Exercise aim >> Write out the listing beneath this instruction in its entirety, exactly as it reads.

──────── Records for the exercise ────────

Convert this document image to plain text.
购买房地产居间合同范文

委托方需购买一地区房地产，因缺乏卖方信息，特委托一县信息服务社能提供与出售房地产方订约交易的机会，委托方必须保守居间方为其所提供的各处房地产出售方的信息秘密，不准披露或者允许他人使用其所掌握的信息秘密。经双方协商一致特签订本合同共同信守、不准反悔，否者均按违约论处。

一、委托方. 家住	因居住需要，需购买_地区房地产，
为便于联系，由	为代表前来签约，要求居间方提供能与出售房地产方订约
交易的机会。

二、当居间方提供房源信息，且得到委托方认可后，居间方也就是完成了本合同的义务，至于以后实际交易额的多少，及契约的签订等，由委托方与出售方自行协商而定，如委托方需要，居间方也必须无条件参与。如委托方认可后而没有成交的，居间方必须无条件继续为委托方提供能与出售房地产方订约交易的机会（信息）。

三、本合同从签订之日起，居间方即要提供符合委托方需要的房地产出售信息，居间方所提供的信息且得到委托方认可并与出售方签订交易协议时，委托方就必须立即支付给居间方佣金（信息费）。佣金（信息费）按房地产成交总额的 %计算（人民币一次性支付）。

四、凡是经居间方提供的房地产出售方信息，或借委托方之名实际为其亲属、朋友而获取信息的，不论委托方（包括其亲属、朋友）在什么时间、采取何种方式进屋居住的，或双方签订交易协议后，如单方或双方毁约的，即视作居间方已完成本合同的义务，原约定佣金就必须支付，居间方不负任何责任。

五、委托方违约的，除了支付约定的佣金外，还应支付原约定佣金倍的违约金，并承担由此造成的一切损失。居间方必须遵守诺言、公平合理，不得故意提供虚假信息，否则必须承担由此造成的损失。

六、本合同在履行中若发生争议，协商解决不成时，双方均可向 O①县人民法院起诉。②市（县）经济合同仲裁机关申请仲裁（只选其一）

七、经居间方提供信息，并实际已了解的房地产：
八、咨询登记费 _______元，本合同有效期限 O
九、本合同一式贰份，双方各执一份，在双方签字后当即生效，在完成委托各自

────────

Answer to this exercise >>
Convert this document image to plain text.
购买房地产居间合同范文

委托方需购买一地区房地产，因缺乏卖方信息，特委托一县信息服务社能提供与出售房地产方订约交易的机会，委托方必须保守居间方为其所提供的各处房地产出售方的信息秘密，不准披露或者允许他人使用其所掌握的信息秘密。经双方协商一致特签订本合同共同信守、不准反悔，否者均按违约论处。

一、委托方. 家住	因居住需要，需购买_地区房地产，
为便于联系，由	为代表前来签约，要求居间方提供能与出售房地产方订约
交易的机会。

二、当居间方提供房源信息，且得到委托方认可后，居间方也就是完成了本合同的义务，至于以后实际交易额的多少，及契约的签订等，由委托方与出售方自行协商而定，如委托方需要，居间方也必须无条件参与。如委托方认可后而没有成交的，居间方必须无条件继续为委托方提供能与出售房地产方订约交易的机会（信息）。

三、本合同从签订之日起，居间方即要提供符合委托方需要的房地产出售信息，居间方所提供的信息且得到委托方认可并与出售方签订交易协议时，委托方就必须立即支付给居间方佣金（信息费）。佣金（信息费）按房地产成交总额的 %计算（人民币一次性支付）。

四、凡是经居间方提供的房地产出售方信息，或借委托方之名实际为其亲属、朋友而获取信息的，不论委托方（包括其亲属、朋友）在什么时间、采取何种方式进屋居住的，或双方签订交易协议后，如单方或双方毁约的，即视作居间方已完成本合同的义务，原约定佣金就必须支付，居间方不负任何责任。

五、委托方违约的，除了支付约定的佣金外，还应支付原约定佣金倍的违约金，并承担由此造成的一切损失。居间方必须遵守诺言、公平合理，不得故意提供虚假信息，否则必须承担由此造成的损失。

六、本合同在履行中若发生争议，协商解决不成时，双方均可向 O①县人民法院起诉。②市（县）经济合同仲裁机关申请仲裁（只选其一）

七、经居间方提供信息，并实际已了解的房地产：
八、咨询登记费 _______元，本合同有效期限 O
九、本合同一式贰份，双方各执一份，在双方签字后当即生效，在完成委托各自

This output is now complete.